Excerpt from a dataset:
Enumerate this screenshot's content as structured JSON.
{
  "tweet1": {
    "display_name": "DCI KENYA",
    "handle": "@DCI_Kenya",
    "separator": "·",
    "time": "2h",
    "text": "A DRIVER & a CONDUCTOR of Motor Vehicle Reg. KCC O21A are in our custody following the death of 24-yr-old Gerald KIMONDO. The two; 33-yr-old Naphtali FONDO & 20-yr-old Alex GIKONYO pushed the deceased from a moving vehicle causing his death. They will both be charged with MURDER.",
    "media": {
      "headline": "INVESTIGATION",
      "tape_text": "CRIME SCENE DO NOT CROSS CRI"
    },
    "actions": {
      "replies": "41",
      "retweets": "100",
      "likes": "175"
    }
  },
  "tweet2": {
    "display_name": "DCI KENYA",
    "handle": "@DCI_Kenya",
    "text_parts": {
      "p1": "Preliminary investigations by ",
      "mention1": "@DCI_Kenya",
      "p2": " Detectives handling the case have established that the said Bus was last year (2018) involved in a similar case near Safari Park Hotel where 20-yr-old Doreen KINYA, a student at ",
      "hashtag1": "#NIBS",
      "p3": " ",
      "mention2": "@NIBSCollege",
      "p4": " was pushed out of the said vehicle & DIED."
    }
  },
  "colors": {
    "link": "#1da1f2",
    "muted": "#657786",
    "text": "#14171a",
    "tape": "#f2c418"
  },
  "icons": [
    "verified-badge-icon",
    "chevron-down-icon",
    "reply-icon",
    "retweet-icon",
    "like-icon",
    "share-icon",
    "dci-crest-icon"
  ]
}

• [Work to complete]: Write out every line from the records above, word for word.

• [Task answer]:
Enumerate this screenshot's content as structured JSON.
{
  "tweet1": {
    "display_name": "DCI KENYA",
    "handle": "@DCI_Kenya",
    "separator": "·",
    "time": "2h",
    "text": "A DRIVER & a CONDUCTOR of Motor Vehicle Reg. KCC O21A are in our custody following the death of 24-yr-old Gerald KIMONDO. The two; 33-yr-old Naphtali FONDO & 20-yr-old Alex GIKONYO pushed the deceased from a moving vehicle causing his death. They will both be charged with MURDER.",
    "media": {
      "headline": "INVESTIGATION",
      "tape_text": "CRIME SCENE DO NOT CROSS CRI"
    },
    "actions": {
      "replies": "41",
      "retweets": "100",
      "likes": "175"
    }
  },
  "tweet2": {
    "display_name": "DCI KENYA",
    "handle": "@DCI_Kenya",
    "text_parts": {
      "p1": "Preliminary investigations by ",
      "mention1": "@DCI_Kenya",
      "p2": " Detectives handling the case have established that the said Bus was last year (2018) involved in a similar case near Safari Park Hotel where 20-yr-old Doreen KINYA, a student at ",
      "hashtag1": "#NIBS",
      "p3": " ",
      "mention2": "@NIBSCollege",
      "p4": " was pushed out of the said vehicle & DIED."
    }
  },
  "colors": {
    "link": "#1da1f2",
    "muted": "#657786",
    "text": "#14171a",
    "tape": "#f2c418"
  },
  "icons": [
    "verified-badge-icon",
    "chevron-down-icon",
    "reply-icon",
    "retweet-icon",
    "like-icon",
    "share-icon",
    "dci-crest-icon"
  ]
}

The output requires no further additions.